## TASK INSTRUCTIONS
Each line that follows is to be retyped exactly.

Extracted data entries:
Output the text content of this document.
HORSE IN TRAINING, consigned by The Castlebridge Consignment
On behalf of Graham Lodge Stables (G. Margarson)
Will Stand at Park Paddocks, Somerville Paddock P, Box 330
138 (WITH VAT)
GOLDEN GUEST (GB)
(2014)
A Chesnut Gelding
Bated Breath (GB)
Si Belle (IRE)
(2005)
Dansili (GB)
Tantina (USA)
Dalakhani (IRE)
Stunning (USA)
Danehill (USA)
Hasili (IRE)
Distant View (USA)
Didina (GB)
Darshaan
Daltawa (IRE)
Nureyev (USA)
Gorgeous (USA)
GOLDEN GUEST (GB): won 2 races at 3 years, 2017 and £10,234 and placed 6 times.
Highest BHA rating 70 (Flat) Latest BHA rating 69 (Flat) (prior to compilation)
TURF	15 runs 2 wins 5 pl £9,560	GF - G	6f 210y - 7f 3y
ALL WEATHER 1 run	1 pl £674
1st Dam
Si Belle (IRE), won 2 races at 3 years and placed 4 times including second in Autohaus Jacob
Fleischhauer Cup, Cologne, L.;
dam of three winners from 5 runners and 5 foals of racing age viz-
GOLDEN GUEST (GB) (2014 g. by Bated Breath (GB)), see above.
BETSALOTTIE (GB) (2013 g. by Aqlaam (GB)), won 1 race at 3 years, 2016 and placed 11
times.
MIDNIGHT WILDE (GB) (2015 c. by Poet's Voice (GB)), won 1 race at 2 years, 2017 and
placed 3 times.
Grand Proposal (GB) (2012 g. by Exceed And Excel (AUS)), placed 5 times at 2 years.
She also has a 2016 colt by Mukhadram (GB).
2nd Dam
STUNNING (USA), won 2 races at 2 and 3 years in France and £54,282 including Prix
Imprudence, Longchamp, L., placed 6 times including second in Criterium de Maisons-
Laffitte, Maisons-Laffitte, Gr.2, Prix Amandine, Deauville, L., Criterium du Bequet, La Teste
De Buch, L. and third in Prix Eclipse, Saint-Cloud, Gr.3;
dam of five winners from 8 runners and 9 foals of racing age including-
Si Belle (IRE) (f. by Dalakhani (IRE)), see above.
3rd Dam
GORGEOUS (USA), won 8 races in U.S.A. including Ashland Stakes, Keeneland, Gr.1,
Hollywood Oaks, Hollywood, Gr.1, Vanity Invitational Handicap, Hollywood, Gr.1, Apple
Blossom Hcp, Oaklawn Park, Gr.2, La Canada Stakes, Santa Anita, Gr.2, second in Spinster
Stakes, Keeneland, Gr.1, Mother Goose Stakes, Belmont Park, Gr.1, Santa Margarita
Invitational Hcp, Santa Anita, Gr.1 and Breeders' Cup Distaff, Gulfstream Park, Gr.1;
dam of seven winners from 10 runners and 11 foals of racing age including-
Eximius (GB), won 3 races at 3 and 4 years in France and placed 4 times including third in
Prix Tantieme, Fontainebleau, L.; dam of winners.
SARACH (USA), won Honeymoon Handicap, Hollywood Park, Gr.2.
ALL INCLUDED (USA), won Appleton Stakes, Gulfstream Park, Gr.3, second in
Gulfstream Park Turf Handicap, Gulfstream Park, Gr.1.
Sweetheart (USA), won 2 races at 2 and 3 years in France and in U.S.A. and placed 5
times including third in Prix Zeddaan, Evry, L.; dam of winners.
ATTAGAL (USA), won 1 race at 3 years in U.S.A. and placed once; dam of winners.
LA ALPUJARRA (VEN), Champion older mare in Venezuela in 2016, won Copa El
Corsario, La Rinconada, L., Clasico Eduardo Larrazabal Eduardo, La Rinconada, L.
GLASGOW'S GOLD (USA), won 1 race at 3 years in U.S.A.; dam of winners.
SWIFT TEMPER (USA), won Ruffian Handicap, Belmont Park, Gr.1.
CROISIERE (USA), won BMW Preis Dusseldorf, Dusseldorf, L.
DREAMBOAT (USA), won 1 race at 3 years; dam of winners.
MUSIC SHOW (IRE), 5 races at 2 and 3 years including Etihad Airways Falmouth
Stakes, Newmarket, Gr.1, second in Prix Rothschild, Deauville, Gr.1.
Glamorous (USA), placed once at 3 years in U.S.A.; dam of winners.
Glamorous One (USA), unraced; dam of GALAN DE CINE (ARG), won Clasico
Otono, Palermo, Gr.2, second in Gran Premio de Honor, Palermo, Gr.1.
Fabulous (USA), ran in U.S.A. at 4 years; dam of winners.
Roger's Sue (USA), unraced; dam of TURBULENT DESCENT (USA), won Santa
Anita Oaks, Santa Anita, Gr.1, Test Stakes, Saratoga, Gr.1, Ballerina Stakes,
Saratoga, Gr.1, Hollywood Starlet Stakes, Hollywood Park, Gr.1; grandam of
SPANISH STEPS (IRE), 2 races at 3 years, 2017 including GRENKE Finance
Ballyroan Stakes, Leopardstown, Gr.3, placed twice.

## ANSWER TO THE TASK
Output the text content of this document.
HORSE IN TRAINING, consigned by The Castlebridge Consignment
On behalf of Graham Lodge Stables (G. Margarson)
Will Stand at Park Paddocks, Somerville Paddock P, Box 330
138 (WITH VAT)
GOLDEN GUEST (GB)
(2014)
A Chesnut Gelding
Bated Breath (GB)
Si Belle (IRE)
(2005)
Dansili (GB)
Tantina (USA)
Dalakhani (IRE)
Stunning (USA)
Danehill (USA)
Hasili (IRE)
Distant View (USA)
Didina (GB)
Darshaan
Daltawa (IRE)
Nureyev (USA)
Gorgeous (USA)
GOLDEN GUEST (GB): won 2 races at 3 years, 2017 and £10,234 and placed 6 times.
Highest BHA rating 70 (Flat) Latest BHA rating 69 (Flat) (prior to compilation)
TURF	15 runs 2 wins 5 pl £9,560	GF - G	6f 210y - 7f 3y
ALL WEATHER 1 run	1 pl £674
1st Dam
Si Belle (IRE), won 2 races at 3 years and placed 4 times including second in Autohaus Jacob
Fleischhauer Cup, Cologne, L.;
dam of three winners from 5 runners and 5 foals of racing age viz-
GOLDEN GUEST (GB) (2014 g. by Bated Breath (GB)), see above.
BETSALOTTIE (GB) (2013 g. by Aqlaam (GB)), won 1 race at 3 years, 2016 and placed 11
times.
MIDNIGHT WILDE (GB) (2015 c. by Poet's Voice (GB)), won 1 race at 2 years, 2017 and
placed 3 times.
Grand Proposal (GB) (2012 g. by Exceed And Excel (AUS)), placed 5 times at 2 years.
She also has a 2016 colt by Mukhadram (GB).
2nd Dam
STUNNING (USA), won 2 races at 2 and 3 years in France and £54,282 including Prix
Imprudence, Longchamp, L., placed 6 times including second in Criterium de Maisons-
Laffitte, Maisons-Laffitte, Gr.2, Prix Amandine, Deauville, L., Criterium du Bequet, La Teste
De Buch, L. and third in Prix Eclipse, Saint-Cloud, Gr.3;
dam of five winners from 8 runners and 9 foals of racing age including-
Si Belle (IRE) (f. by Dalakhani (IRE)), see above.
3rd Dam
GORGEOUS (USA), won 8 races in U.S.A. including Ashland Stakes, Keeneland, Gr.1,
Hollywood Oaks, Hollywood, Gr.1, Vanity Invitational Handicap, Hollywood, Gr.1, Apple
Blossom Hcp, Oaklawn Park, Gr.2, La Canada Stakes, Santa Anita, Gr.2, second in Spinster
Stakes, Keeneland, Gr.1, Mother Goose Stakes, Belmont Park, Gr.1, Santa Margarita
Invitational Hcp, Santa Anita, Gr.1 and Breeders' Cup Distaff, Gulfstream Park, Gr.1;
dam of seven winners from 10 runners and 11 foals of racing age including-
Eximius (GB), won 3 races at 3 and 4 years in France and placed 4 times including third in
Prix Tantieme, Fontainebleau, L.; dam of winners.
SARACH (USA), won Honeymoon Handicap, Hollywood Park, Gr.2.
ALL INCLUDED (USA), won Appleton Stakes, Gulfstream Park, Gr.3, second in
Gulfstream Park Turf Handicap, Gulfstream Park, Gr.1.
Sweetheart (USA), won 2 races at 2 and 3 years in France and in U.S.A. and placed 5
times including third in Prix Zeddaan, Evry, L.; dam of winners.
ATTAGAL (USA), won 1 race at 3 years in U.S.A. and placed once; dam of winners.
LA ALPUJARRA (VEN), Champion older mare in Venezuela in 2016, won Copa El
Corsario, La Rinconada, L., Clasico Eduardo Larrazabal Eduardo, La Rinconada, L.
GLASGOW'S GOLD (USA), won 1 race at 3 years in U.S.A.; dam of winners.
SWIFT TEMPER (USA), won Ruffian Handicap, Belmont Park, Gr.1.
CROISIERE (USA), won BMW Preis Dusseldorf, Dusseldorf, L.
DREAMBOAT (USA), won 1 race at 3 years; dam of winners.
MUSIC SHOW (IRE), 5 races at 2 and 3 years including Etihad Airways Falmouth
Stakes, Newmarket, Gr.1, second in Prix Rothschild, Deauville, Gr.1.
Glamorous (USA), placed once at 3 years in U.S.A.; dam of winners.
Glamorous One (USA), unraced; dam of GALAN DE CINE (ARG), won Clasico
Otono, Palermo, Gr.2, second in Gran Premio de Honor, Palermo, Gr.1.
Fabulous (USA), ran in U.S.A. at 4 years; dam of winners.
Roger's Sue (USA), unraced; dam of TURBULENT DESCENT (USA), won Santa
Anita Oaks, Santa Anita, Gr.1, Test Stakes, Saratoga, Gr.1, Ballerina Stakes,
Saratoga, Gr.1, Hollywood Starlet Stakes, Hollywood Park, Gr.1; grandam of
SPANISH STEPS (IRE), 2 races at 3 years, 2017 including GRENKE Finance
Ballyroan Stakes, Leopardstown, Gr.3, placed twice.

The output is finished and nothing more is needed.